• _Prompt_:
Return each line holding the string "stage".

══ Input

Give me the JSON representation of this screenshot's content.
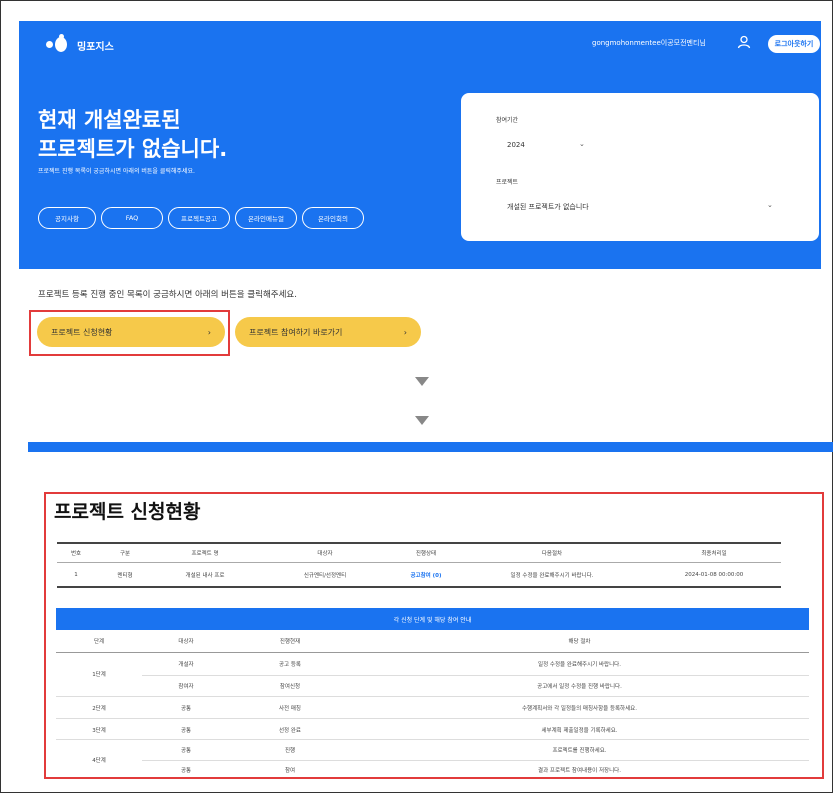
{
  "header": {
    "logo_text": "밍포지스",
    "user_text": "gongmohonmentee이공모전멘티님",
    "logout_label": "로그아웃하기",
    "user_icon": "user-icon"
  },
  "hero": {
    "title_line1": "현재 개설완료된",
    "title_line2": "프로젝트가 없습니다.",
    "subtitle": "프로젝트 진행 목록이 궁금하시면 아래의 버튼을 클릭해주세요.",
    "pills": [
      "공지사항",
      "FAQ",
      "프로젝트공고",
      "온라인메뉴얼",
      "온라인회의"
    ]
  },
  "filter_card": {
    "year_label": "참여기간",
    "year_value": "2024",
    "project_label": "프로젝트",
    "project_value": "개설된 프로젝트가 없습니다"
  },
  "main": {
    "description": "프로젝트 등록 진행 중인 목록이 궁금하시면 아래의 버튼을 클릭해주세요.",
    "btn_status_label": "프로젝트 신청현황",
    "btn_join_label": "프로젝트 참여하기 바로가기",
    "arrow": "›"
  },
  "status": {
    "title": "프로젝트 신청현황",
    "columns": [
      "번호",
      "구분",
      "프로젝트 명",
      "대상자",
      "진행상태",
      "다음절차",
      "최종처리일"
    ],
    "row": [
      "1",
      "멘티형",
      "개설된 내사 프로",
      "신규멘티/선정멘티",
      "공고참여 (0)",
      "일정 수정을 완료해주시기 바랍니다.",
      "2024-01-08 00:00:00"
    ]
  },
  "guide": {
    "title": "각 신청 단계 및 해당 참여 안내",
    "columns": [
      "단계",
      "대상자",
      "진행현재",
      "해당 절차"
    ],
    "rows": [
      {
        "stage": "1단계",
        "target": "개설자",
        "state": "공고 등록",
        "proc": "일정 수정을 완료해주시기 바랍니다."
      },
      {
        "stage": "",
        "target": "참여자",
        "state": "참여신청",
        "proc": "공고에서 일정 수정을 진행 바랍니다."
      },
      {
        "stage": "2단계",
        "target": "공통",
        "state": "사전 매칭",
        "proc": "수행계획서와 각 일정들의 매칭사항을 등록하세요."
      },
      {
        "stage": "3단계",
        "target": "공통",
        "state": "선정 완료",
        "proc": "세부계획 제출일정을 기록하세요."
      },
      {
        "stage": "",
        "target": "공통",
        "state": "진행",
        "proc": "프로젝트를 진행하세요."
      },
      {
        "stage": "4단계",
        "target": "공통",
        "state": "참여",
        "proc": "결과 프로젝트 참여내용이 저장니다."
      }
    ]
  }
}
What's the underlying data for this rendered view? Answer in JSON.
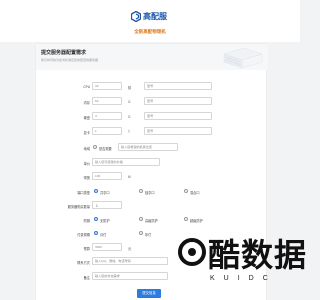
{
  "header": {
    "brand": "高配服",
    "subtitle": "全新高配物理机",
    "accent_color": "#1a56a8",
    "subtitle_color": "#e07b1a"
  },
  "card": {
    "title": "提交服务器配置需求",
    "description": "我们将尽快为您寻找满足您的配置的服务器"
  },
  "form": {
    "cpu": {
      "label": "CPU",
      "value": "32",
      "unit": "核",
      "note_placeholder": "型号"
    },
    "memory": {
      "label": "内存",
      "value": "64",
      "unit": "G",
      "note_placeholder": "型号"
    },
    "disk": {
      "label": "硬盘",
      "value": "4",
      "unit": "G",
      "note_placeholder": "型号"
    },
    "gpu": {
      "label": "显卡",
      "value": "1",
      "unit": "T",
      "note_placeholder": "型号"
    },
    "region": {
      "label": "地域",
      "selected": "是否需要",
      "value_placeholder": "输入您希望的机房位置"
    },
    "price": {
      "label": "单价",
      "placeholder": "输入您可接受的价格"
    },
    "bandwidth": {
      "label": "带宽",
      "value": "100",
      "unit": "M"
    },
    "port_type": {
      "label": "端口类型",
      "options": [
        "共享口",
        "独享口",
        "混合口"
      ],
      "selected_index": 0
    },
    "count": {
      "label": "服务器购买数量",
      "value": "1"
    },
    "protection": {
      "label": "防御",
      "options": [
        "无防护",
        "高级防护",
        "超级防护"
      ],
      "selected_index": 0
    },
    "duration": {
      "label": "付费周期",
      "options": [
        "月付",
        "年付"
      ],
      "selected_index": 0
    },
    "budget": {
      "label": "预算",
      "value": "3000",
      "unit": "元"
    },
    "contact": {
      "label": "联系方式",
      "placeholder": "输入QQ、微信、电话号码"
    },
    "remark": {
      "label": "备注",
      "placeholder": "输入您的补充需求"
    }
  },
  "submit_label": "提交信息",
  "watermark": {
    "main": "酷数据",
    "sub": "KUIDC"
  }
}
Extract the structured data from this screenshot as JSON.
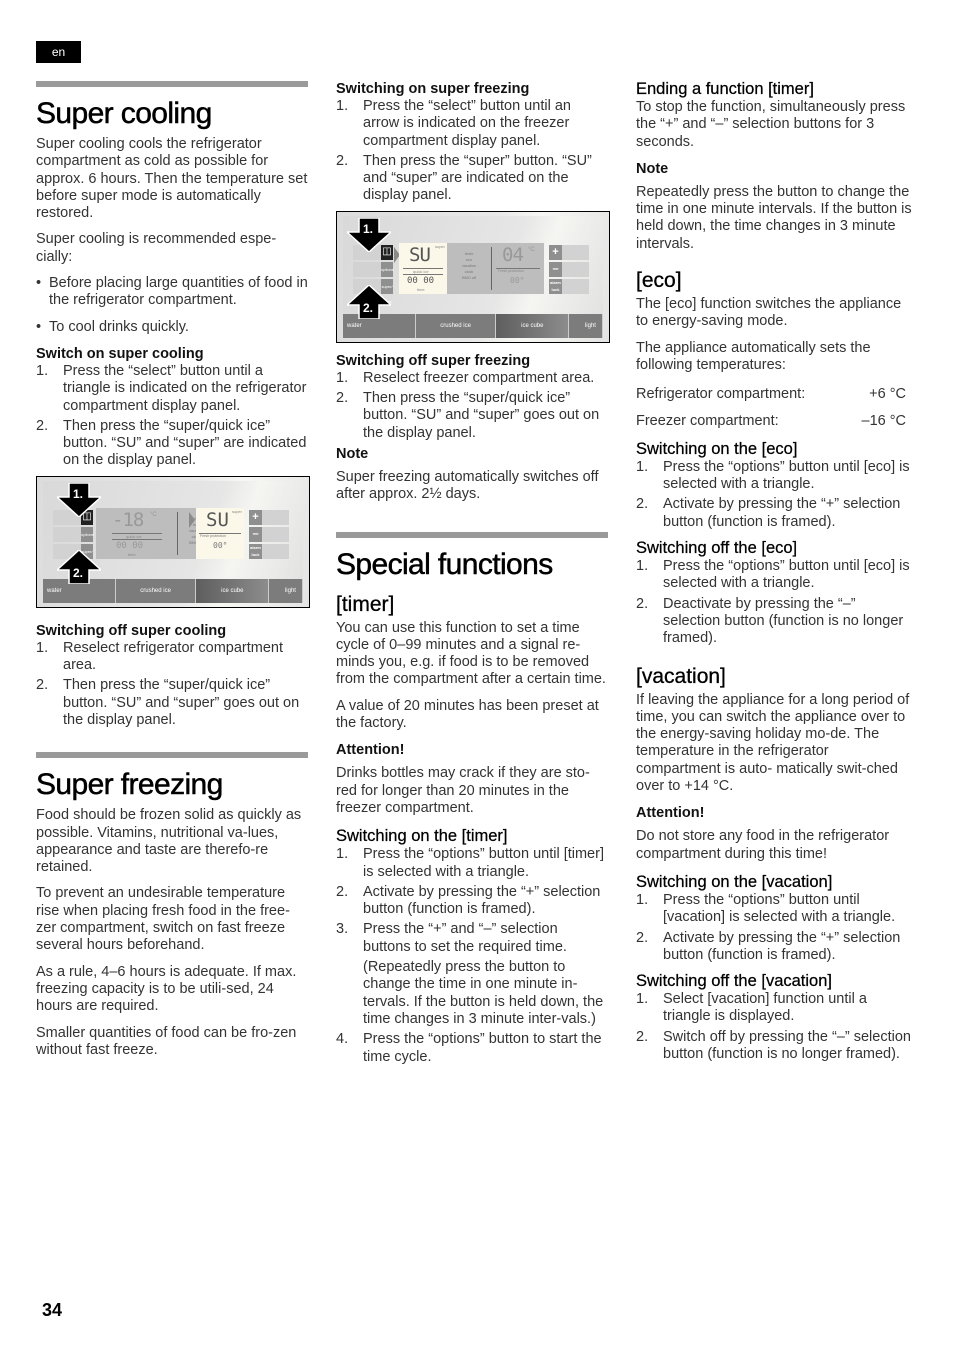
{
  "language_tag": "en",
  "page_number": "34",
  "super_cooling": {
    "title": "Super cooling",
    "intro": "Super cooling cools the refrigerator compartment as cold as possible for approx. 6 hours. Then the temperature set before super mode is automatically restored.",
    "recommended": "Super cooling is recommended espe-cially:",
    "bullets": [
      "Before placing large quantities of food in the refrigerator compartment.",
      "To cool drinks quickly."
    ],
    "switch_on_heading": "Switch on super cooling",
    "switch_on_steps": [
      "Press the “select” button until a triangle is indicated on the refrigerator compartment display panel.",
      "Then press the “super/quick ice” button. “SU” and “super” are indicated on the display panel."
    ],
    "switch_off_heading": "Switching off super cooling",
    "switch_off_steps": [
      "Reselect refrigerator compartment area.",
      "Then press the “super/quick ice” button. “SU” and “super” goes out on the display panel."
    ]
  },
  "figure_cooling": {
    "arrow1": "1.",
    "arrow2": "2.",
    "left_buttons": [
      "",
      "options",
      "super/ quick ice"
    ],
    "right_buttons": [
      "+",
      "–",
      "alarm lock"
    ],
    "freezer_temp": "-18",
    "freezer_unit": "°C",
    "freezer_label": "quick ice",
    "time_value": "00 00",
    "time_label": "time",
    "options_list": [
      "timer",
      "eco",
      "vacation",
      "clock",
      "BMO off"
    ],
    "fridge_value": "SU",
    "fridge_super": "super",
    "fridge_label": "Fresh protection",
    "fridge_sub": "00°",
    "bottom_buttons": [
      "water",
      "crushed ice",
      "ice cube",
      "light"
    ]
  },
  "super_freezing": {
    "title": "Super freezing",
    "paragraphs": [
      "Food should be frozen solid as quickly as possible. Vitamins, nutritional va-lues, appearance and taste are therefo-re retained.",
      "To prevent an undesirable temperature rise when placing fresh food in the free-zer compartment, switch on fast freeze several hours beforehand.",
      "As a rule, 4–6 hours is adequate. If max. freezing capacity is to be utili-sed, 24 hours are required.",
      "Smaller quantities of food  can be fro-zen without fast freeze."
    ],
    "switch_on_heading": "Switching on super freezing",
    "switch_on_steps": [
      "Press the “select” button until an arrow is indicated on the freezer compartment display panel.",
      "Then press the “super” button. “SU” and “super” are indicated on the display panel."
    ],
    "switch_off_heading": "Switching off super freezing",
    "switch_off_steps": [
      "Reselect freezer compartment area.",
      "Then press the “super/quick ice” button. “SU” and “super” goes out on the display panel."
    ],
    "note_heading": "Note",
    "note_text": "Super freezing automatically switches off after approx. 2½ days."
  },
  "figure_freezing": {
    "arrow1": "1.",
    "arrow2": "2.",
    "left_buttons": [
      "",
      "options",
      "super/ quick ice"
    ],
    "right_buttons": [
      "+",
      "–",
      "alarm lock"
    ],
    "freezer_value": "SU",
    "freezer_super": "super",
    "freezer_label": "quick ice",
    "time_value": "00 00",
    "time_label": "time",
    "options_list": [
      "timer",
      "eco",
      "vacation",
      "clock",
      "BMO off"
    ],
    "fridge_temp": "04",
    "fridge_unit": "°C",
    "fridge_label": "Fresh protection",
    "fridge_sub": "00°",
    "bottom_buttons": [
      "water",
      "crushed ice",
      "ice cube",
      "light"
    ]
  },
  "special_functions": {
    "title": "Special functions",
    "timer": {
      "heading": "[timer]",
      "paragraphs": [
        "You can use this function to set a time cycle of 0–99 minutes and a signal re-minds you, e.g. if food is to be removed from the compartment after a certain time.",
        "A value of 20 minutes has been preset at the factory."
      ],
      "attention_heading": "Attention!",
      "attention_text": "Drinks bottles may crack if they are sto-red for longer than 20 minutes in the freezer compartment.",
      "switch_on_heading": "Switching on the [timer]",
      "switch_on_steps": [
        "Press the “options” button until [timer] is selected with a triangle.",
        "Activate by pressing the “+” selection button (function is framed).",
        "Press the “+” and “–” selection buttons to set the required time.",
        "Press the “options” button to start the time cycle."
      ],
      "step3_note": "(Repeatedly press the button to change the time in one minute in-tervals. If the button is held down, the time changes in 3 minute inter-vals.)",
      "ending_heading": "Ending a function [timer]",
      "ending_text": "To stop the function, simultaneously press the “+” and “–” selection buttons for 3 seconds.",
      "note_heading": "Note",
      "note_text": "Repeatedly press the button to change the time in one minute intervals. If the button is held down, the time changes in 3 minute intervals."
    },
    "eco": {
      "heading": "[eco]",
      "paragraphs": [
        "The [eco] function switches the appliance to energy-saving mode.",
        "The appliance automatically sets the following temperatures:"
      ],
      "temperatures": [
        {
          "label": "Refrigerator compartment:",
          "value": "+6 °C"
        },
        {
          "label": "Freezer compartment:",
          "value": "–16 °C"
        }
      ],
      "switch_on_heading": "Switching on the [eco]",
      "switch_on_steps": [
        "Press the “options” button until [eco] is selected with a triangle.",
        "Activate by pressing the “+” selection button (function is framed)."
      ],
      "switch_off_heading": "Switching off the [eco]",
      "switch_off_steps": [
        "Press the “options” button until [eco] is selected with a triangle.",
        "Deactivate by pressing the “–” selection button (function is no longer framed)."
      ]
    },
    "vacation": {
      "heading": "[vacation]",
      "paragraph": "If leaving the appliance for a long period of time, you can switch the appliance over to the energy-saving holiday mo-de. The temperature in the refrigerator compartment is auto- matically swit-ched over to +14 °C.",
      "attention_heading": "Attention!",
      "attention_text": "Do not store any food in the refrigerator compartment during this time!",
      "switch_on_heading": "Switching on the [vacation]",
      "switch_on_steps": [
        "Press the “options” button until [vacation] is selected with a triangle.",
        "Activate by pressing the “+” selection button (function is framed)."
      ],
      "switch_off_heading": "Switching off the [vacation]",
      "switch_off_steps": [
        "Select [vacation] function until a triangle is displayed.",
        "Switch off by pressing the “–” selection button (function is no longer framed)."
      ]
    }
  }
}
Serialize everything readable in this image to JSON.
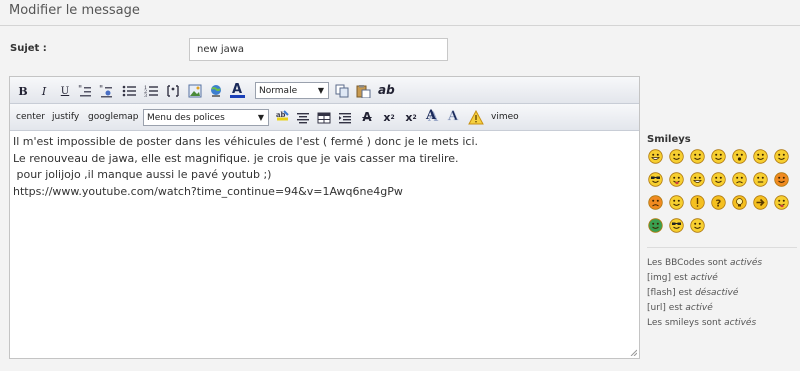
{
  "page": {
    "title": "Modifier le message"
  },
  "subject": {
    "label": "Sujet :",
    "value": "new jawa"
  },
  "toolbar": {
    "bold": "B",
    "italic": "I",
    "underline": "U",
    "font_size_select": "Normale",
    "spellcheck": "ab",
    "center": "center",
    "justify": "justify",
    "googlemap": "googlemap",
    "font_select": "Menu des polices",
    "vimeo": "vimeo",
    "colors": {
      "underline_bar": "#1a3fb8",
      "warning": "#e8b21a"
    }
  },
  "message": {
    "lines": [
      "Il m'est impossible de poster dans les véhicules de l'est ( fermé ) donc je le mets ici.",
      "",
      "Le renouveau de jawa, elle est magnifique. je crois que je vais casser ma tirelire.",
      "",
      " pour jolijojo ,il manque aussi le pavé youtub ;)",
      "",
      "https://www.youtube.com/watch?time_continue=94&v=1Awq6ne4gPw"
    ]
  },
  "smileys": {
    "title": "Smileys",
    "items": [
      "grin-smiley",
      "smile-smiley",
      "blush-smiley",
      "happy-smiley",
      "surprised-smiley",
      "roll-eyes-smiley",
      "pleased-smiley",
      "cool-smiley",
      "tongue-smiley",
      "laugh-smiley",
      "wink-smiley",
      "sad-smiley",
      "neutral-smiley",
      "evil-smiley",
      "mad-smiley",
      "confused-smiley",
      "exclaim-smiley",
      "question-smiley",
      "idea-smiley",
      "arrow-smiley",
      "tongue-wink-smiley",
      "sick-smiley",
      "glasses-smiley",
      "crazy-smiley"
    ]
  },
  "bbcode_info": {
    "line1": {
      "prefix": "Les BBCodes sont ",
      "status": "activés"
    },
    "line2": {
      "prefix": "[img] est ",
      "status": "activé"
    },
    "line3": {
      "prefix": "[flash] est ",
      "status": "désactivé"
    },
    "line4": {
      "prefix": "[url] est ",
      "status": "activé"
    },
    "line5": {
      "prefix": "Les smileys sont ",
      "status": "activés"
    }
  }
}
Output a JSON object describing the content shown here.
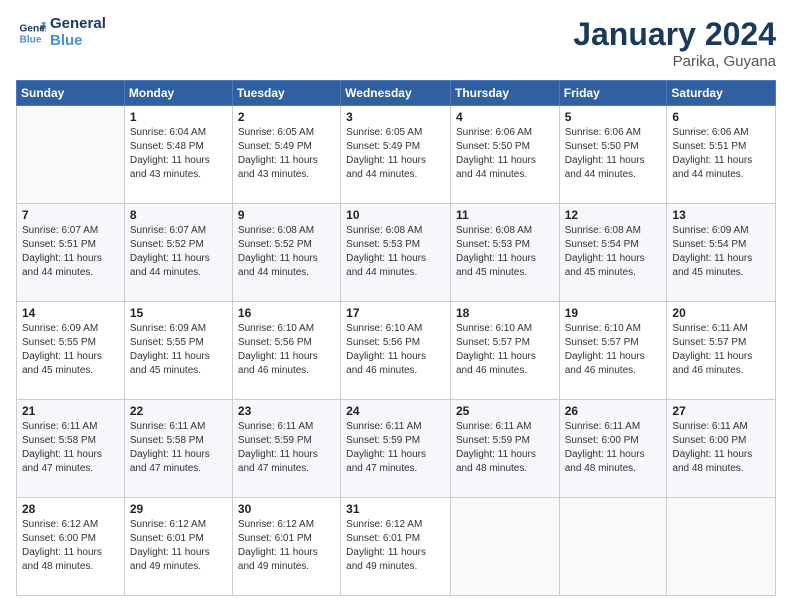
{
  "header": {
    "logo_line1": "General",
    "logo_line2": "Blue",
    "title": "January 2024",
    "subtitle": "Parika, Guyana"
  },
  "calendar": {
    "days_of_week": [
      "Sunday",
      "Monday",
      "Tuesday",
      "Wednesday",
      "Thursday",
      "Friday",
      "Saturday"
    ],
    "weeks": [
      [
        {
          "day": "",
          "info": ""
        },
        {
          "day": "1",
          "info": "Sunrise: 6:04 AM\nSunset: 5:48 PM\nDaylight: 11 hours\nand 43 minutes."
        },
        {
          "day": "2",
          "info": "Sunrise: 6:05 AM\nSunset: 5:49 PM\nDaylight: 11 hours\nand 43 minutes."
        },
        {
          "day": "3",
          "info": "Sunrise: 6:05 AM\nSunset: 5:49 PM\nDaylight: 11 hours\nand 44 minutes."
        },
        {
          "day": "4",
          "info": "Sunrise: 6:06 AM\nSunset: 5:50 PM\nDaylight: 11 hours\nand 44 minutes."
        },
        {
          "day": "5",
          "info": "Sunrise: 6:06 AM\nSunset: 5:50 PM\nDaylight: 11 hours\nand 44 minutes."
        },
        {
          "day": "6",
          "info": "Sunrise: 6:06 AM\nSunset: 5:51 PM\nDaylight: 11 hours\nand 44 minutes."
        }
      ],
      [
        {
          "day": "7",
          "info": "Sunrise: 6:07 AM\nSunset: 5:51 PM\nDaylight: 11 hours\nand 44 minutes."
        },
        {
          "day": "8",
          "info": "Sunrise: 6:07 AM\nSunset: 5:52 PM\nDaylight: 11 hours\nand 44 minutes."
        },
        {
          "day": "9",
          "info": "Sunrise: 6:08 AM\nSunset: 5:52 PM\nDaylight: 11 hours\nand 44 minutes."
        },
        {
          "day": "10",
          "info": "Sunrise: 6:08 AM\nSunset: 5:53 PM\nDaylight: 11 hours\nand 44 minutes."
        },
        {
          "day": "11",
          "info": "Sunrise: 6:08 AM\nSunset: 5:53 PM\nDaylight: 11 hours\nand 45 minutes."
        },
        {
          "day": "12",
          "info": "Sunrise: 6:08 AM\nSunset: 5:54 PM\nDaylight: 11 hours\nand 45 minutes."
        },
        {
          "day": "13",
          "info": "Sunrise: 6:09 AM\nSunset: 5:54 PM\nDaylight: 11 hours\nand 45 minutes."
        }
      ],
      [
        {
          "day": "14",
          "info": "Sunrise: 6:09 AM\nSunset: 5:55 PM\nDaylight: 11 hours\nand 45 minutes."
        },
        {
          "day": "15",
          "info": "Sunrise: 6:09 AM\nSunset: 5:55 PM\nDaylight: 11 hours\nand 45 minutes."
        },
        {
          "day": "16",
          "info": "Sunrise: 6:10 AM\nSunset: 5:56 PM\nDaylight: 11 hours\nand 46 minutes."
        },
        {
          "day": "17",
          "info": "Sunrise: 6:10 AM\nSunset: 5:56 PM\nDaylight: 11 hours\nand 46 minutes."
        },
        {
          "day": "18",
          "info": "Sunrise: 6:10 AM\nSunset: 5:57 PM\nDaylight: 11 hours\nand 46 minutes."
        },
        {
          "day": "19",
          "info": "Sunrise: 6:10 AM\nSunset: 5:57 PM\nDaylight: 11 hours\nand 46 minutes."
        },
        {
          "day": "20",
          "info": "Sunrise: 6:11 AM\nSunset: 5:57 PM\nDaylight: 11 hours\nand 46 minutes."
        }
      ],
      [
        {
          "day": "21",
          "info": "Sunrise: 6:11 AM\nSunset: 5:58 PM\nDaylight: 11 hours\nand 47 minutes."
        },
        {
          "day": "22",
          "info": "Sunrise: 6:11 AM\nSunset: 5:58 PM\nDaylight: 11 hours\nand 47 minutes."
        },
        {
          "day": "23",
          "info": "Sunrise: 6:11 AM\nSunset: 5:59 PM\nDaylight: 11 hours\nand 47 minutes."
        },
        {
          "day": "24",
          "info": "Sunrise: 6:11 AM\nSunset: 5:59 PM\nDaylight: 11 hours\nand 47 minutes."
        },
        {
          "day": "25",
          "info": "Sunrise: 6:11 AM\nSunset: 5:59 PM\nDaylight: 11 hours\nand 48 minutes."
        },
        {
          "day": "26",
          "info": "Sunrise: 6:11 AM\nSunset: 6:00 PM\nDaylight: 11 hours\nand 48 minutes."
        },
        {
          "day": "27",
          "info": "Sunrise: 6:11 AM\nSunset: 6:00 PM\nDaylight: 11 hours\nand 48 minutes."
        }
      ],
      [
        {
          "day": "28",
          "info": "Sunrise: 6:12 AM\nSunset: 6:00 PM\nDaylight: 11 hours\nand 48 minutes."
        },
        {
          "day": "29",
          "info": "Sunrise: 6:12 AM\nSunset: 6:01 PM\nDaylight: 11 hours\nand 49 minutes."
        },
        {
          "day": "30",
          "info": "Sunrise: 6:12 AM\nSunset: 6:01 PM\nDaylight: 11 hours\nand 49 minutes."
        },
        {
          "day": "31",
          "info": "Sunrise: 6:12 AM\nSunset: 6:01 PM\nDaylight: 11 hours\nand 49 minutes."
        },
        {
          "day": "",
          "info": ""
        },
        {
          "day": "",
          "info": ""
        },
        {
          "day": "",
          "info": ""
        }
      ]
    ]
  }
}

════

• _Exercise output_:
        "stage": "1단계",
        "stage": "",
        "stage": "2단계",
        "stage": "3단계",
        "stage": "",
        "stage": "4단계",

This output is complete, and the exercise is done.